• _Detalhes do problema_: No trecho sobre a economia brasileira, transcreva a passagem de "A despeito das" até "obviamente, com problema.", renomeando "Mercosul" como "Mercado Comum do Sul".

• _Trecho do documento_:
A escolha dos governos do
PT foi torrar o dinheiro proveniente tanto dos altos preços das nossas
exportações de produtos agrominerais como da abundância de capital externo
barato. Como mencionou o professor Edmar Bacha, entre 2004 e 2011, tivemos uma
farra econômica no Brasil: nada mais nada menos do que 25% do aumento do gasto
doméstico foi financiado por esses dólares. Tudo para consumir e substituir
produção doméstica. Pouco ou nada para fortalecer a competitividade da
economia, elevando os investimentos públicos e privados e a oferta de bons
empregos. Tudo para elevar a carga tributária que sufoca a produção e castiga
proporcionalmente mais os setores sociais de menores rendas, via tributação
indireta. Pouco ou nada para dar sustentação permanente à elevação do padrão de
vida.
Pior ainda. O governo fez
o possível para atrapalhar a Petrobrás, atrasar os investimentos em novos
campos, travar as concessões de estradas, dentro de sua ideologia mais
profunda: transformar facilidades em dificuldades. Isso nos privou de um
precioso vetor de crescimento da economia, pelo lado da demanda e da
produtividade.
A despeito das
fanfarronices sobre a suposta agilidade do Brasil nos negócios externos, a
verdade é que, das grandes economias, o Brasil é o único que não celebrou
pactos comerciais bilaterais. Foram centenas no mundo nos últimos dez anos. O
Brasil firmou só três: com Israel, Palestina e Egito... Ao contrário: continua
amarrado ao Mercosul - o maior erro cometido pelo Itamaraty na sua história
moderna, reiterado por cinco governos diferentes. E vejam bem: o estorvo
essencial do Mercosul não vem dos Kirchners. É fruto da estultice da ideia de
fazer dele uma união alfandegária, que suprimiu a soberania comercial no
Brasil. Se, por exemplo, fizéssemos um acordo comercial com a Índia, seria
preciso que todos os outros parceiros fizessem parte também... O País não se
pode dar o luxo de acumular sucessivos, crescentes e escandalosos déficits na
indústria sem considerar que está, obviamente, com problema.
Nada é tão deletério para
nós, no que concerne ao futuro, como os erros de análise de perspectiva do
governo brasileiro no que diz respeito ao cenário internacional. Tome-se o caso
do atual estresse envolvendo a fuga de investidores - os de curto prazo - para
EUA e Europa em razão da retomada do crescimento dessas economias: mais forte a
americana; ainda modesta, na média, na zona do euro. Chega a parecer piada, mas
é verdade: não faz tempo se falava por aqui numa verdadeira "guerra
cambial" em razão da enxurrada de dólares que os EUA injetaram na sua
economia. Foi uma gritaria danada. Agora que começa o movimento contrário e os
dólares estão vindo menos, em vez de chegarem mais, ouve-se o mesmo alarido.

• _Conteúdo dos dados_:

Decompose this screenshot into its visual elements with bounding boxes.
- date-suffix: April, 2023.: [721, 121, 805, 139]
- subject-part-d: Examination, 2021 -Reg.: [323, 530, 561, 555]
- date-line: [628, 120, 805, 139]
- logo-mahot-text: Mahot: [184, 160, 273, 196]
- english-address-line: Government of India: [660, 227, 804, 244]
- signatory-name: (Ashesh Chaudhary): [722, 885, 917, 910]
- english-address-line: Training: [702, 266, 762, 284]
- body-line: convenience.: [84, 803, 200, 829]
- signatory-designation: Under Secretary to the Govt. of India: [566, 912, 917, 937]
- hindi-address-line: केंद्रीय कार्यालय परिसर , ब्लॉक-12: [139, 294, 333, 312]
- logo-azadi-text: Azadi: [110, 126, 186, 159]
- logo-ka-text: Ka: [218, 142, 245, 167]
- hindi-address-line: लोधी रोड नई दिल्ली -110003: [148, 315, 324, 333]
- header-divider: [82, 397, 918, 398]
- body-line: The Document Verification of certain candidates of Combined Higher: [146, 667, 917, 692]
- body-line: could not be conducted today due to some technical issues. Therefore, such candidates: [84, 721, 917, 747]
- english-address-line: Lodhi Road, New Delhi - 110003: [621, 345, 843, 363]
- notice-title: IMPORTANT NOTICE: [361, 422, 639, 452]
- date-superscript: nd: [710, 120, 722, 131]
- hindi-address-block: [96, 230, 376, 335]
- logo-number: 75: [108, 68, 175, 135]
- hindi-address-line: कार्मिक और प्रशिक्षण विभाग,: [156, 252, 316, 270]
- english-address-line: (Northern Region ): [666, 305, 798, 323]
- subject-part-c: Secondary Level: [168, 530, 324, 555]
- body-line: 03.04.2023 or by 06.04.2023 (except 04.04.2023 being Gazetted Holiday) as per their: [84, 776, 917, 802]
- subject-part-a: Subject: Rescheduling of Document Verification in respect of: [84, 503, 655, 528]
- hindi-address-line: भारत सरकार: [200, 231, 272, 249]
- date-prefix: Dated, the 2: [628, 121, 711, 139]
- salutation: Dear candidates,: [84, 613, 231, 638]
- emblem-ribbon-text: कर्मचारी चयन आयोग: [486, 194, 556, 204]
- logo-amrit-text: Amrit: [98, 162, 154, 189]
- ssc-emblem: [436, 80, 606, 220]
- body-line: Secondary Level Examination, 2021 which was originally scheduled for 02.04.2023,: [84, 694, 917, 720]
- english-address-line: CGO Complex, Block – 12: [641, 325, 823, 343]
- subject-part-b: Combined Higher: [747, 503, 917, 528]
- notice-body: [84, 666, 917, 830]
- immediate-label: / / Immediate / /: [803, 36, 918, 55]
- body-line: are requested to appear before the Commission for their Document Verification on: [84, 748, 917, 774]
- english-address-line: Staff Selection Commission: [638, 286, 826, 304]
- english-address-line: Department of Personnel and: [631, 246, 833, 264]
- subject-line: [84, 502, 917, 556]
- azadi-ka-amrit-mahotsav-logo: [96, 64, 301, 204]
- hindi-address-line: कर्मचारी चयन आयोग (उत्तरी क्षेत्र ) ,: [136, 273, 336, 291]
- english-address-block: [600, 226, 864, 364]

• _Campo de resposta_:
A despeito das
fanfarronices sobre a suposta agilidade do Brasil nos negócios externos, a
verdade é que, das grandes economias, o Brasil é o único que não celebrou
pactos comerciais bilaterais. Foram centenas no mundo nos últimos dez anos. O
Brasil firmou só três: com Israel, Palestina e Egito... Ao contrário: continua
amarrado ao Mercado Comum do Sul - o maior erro cometido pelo Itamaraty na sua história
moderna, reiterado por cinco governos diferentes. E vejam bem: o estorvo
essencial do Mercado Comum do Sul não vem dos Kirchners. É fruto da estultice da ideia de
fazer dele uma união alfandegária, que suprimiu a soberania comercial no
Brasil. Se, por exemplo, fizéssemos um acordo comercial com a Índia, seria
preciso que todos os outros parceiros fizessem parte também... O País não se
pode dar o luxo de acumular sucessivos, crescentes e escandalosos déficits na
indústria sem considerar que está, obviamente, com problema.